*Brief*: Identify the lines that contain the string "грудня", then copy each of them.
>> begin Data to process
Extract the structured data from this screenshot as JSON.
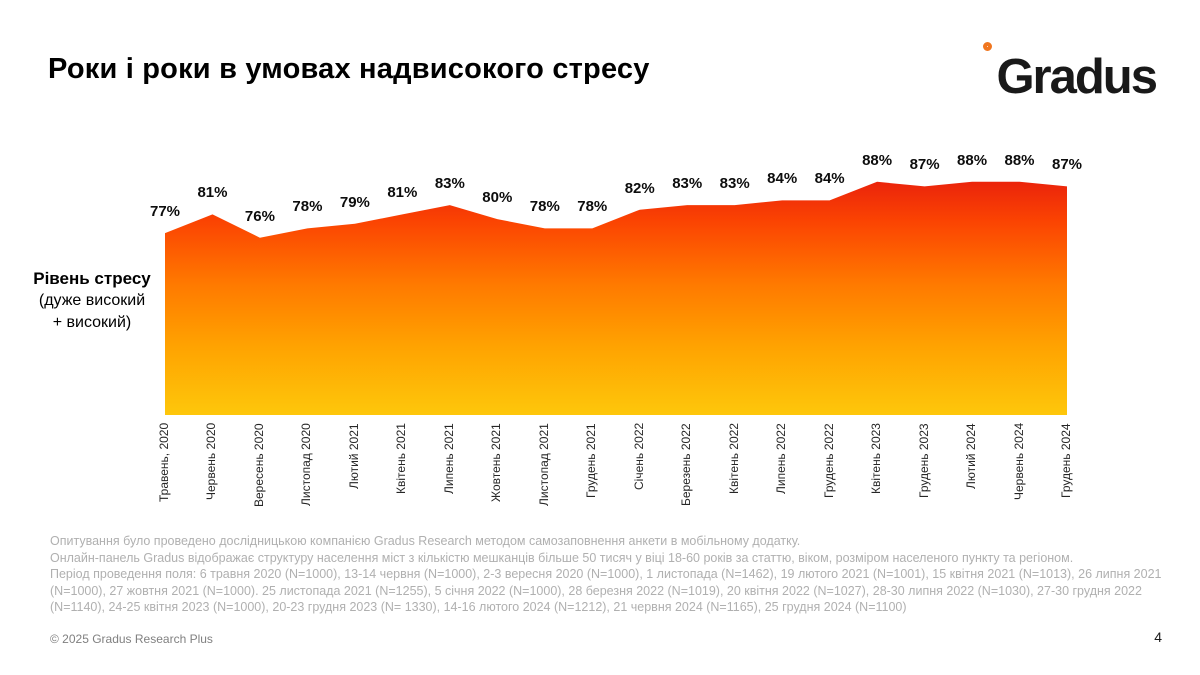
{
  "slide": {
    "title": "Роки і роки в умовах надвисокого стресу",
    "logo_text": "Gradus",
    "copyright": "© 2025 Gradus Research Plus",
    "page_number": "4"
  },
  "y_label": {
    "line1": "Рівень стресу",
    "line2": "(дуже високий",
    "line3": "+ високий)"
  },
  "chart_data": {
    "type": "area",
    "title": "Рівень стресу (дуже високий + високий)",
    "unit": "%",
    "categories": [
      "Травень, 2020",
      "Червень 2020",
      "Вересень 2020",
      "Листопад 2020",
      "Лютий 2021",
      "Квітень 2021",
      "Липень 2021",
      "Жовтень 2021",
      "Листопад 2021",
      "Грудень 2021",
      "Січень 2022",
      "Березень 2022",
      "Квітень 2022",
      "Липень 2022",
      "Грудень 2022",
      "Квітень 2023",
      "Грудень 2023",
      "Лютий 2024",
      "Червень 2024",
      "Грудень 2024"
    ],
    "values": [
      77,
      81,
      76,
      78,
      79,
      81,
      83,
      80,
      78,
      78,
      82,
      83,
      83,
      84,
      84,
      88,
      87,
      88,
      88,
      87
    ],
    "data_label_format": "{v}%",
    "ylim_implied": [
      38,
      90
    ],
    "grid": false,
    "legend": false,
    "x_tick_rotation": 90,
    "gradient_colors": [
      "#E9210C",
      "#FB4302",
      "#FF7A00",
      "#FFA401",
      "#FEC70B"
    ]
  },
  "footnotes": {
    "lines": [
      "Опитування було проведено дослідницькою компанією Gradus Research методом самозаповнення анкети в мобільному додатку.",
      "Онлайн-панель Gradus відображає структуру населення міст з кількістю мешканців більше 50 тисяч у віці 18-60 років за статтю, віком, розміром населеного пункту та регіоном.",
      "Період проведення поля: 6 травня 2020 (N=1000), 13-14 червня (N=1000), 2-3 вересня 2020 (N=1000), 1 листопада (N=1462), 19 лютого 2021 (N=1001), 15 квітня 2021 (N=1013), 26 липня 2021",
      "(N=1000), 27 жовтня 2021 (N=1000). 25 листопада 2021 (N=1255), 5 січня 2022 (N=1000), 28 березня 2022 (N=1019), 20 квітня 2022 (N=1027), 28-30 липня 2022 (N=1030), 27-30 грудня 2022",
      "(N=1140), 24-25 квітня 2023 (N=1000), 20-23 грудня 2023 (N= 1330), 14-16 лютого 2024 (N=1212), 21 червня 2024 (N=1165), 25 грудня 2024 (N=1100)"
    ]
  }
}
>> end Data to process
*Solution*:
      "(N=1000), 27 жовтня 2021 (N=1000). 25 листопада 2021 (N=1255), 5 січня 2022 (N=1000), 28 березня 2022 (N=1019), 20 квітня 2022 (N=1027), 28-30 липня 2022 (N=1030), 27-30 грудня 2022",
      "(N=1140), 24-25 квітня 2023 (N=1000), 20-23 грудня 2023 (N= 1330), 14-16 лютого 2024 (N=1212), 21 червня 2024 (N=1165), 25 грудня 2024 (N=1100)"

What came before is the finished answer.